** PROBLEM TO WORK ON **
Render every entry verbatim.

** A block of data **
>>

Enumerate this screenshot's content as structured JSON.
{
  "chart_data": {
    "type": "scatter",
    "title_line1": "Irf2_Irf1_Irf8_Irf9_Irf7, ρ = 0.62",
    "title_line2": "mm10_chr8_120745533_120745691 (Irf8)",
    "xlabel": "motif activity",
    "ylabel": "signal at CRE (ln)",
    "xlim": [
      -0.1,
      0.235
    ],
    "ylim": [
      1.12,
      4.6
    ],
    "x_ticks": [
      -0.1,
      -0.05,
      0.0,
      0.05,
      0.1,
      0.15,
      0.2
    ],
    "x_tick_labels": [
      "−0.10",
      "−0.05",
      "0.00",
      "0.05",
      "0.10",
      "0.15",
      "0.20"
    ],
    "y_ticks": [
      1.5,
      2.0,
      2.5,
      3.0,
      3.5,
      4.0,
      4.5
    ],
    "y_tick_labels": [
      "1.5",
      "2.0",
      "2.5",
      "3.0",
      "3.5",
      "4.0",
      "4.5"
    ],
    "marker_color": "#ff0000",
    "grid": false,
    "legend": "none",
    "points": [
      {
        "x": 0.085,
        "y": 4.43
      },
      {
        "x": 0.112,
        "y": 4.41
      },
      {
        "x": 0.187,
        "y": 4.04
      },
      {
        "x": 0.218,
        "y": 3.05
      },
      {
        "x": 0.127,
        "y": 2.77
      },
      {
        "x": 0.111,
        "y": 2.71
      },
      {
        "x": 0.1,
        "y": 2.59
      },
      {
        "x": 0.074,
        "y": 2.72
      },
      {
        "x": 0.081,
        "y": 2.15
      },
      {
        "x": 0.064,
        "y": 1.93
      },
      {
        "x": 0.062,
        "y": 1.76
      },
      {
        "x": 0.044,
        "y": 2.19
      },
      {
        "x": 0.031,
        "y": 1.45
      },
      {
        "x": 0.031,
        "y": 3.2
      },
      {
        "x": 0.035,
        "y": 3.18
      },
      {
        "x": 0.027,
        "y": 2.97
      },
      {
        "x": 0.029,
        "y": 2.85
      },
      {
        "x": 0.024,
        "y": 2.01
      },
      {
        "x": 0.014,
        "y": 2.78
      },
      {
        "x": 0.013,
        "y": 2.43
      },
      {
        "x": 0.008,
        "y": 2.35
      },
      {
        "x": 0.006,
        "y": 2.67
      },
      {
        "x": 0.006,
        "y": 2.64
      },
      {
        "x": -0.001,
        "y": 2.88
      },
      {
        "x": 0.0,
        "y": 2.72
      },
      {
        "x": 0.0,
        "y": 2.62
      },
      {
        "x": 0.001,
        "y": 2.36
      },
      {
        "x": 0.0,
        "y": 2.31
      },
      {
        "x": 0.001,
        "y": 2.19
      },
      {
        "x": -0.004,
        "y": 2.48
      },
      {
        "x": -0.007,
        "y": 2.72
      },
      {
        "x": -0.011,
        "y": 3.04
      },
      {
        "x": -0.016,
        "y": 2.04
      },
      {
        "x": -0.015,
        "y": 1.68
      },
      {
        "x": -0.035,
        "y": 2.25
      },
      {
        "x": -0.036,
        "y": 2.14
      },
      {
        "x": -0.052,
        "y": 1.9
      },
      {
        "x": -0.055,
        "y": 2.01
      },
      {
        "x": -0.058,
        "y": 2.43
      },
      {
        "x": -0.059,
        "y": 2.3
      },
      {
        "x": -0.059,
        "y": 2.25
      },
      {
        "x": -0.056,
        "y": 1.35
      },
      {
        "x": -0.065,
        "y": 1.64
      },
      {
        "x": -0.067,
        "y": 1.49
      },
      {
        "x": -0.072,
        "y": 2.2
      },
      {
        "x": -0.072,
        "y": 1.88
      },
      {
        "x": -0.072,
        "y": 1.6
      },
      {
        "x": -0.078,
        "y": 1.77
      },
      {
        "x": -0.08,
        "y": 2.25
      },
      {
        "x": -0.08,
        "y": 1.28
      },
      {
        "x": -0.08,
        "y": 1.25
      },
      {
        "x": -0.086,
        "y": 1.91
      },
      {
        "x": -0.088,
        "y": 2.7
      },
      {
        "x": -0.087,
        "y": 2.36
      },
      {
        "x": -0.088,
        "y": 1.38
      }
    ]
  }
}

<<

** TASK ANSWER **
Enumerate this screenshot's content as structured JSON.
{
  "chart_data": {
    "type": "scatter",
    "title_line1": "Irf2_Irf1_Irf8_Irf9_Irf7, ρ = 0.62",
    "title_line2": "mm10_chr8_120745533_120745691 (Irf8)",
    "xlabel": "motif activity",
    "ylabel": "signal at CRE (ln)",
    "xlim": [
      -0.1,
      0.235
    ],
    "ylim": [
      1.12,
      4.6
    ],
    "x_ticks": [
      -0.1,
      -0.05,
      0.0,
      0.05,
      0.1,
      0.15,
      0.2
    ],
    "x_tick_labels": [
      "−0.10",
      "−0.05",
      "0.00",
      "0.05",
      "0.10",
      "0.15",
      "0.20"
    ],
    "y_ticks": [
      1.5,
      2.0,
      2.5,
      3.0,
      3.5,
      4.0,
      4.5
    ],
    "y_tick_labels": [
      "1.5",
      "2.0",
      "2.5",
      "3.0",
      "3.5",
      "4.0",
      "4.5"
    ],
    "marker_color": "#ff0000",
    "grid": false,
    "legend": "none",
    "points": [
      {
        "x": 0.085,
        "y": 4.43
      },
      {
        "x": 0.112,
        "y": 4.41
      },
      {
        "x": 0.187,
        "y": 4.04
      },
      {
        "x": 0.218,
        "y": 3.05
      },
      {
        "x": 0.127,
        "y": 2.77
      },
      {
        "x": 0.111,
        "y": 2.71
      },
      {
        "x": 0.1,
        "y": 2.59
      },
      {
        "x": 0.074,
        "y": 2.72
      },
      {
        "x": 0.081,
        "y": 2.15
      },
      {
        "x": 0.064,
        "y": 1.93
      },
      {
        "x": 0.062,
        "y": 1.76
      },
      {
        "x": 0.044,
        "y": 2.19
      },
      {
        "x": 0.031,
        "y": 1.45
      },
      {
        "x": 0.031,
        "y": 3.2
      },
      {
        "x": 0.035,
        "y": 3.18
      },
      {
        "x": 0.027,
        "y": 2.97
      },
      {
        "x": 0.029,
        "y": 2.85
      },
      {
        "x": 0.024,
        "y": 2.01
      },
      {
        "x": 0.014,
        "y": 2.78
      },
      {
        "x": 0.013,
        "y": 2.43
      },
      {
        "x": 0.008,
        "y": 2.35
      },
      {
        "x": 0.006,
        "y": 2.67
      },
      {
        "x": 0.006,
        "y": 2.64
      },
      {
        "x": -0.001,
        "y": 2.88
      },
      {
        "x": 0.0,
        "y": 2.72
      },
      {
        "x": 0.0,
        "y": 2.62
      },
      {
        "x": 0.001,
        "y": 2.36
      },
      {
        "x": 0.0,
        "y": 2.31
      },
      {
        "x": 0.001,
        "y": 2.19
      },
      {
        "x": -0.004,
        "y": 2.48
      },
      {
        "x": -0.007,
        "y": 2.72
      },
      {
        "x": -0.011,
        "y": 3.04
      },
      {
        "x": -0.016,
        "y": 2.04
      },
      {
        "x": -0.015,
        "y": 1.68
      },
      {
        "x": -0.035,
        "y": 2.25
      },
      {
        "x": -0.036,
        "y": 2.14
      },
      {
        "x": -0.052,
        "y": 1.9
      },
      {
        "x": -0.055,
        "y": 2.01
      },
      {
        "x": -0.058,
        "y": 2.43
      },
      {
        "x": -0.059,
        "y": 2.3
      },
      {
        "x": -0.059,
        "y": 2.25
      },
      {
        "x": -0.056,
        "y": 1.35
      },
      {
        "x": -0.065,
        "y": 1.64
      },
      {
        "x": -0.067,
        "y": 1.49
      },
      {
        "x": -0.072,
        "y": 2.2
      },
      {
        "x": -0.072,
        "y": 1.88
      },
      {
        "x": -0.072,
        "y": 1.6
      },
      {
        "x": -0.078,
        "y": 1.77
      },
      {
        "x": -0.08,
        "y": 2.25
      },
      {
        "x": -0.08,
        "y": 1.28
      },
      {
        "x": -0.08,
        "y": 1.25
      },
      {
        "x": -0.086,
        "y": 1.91
      },
      {
        "x": -0.088,
        "y": 2.7
      },
      {
        "x": -0.087,
        "y": 2.36
      },
      {
        "x": -0.088,
        "y": 1.38
      }
    ]
  }
}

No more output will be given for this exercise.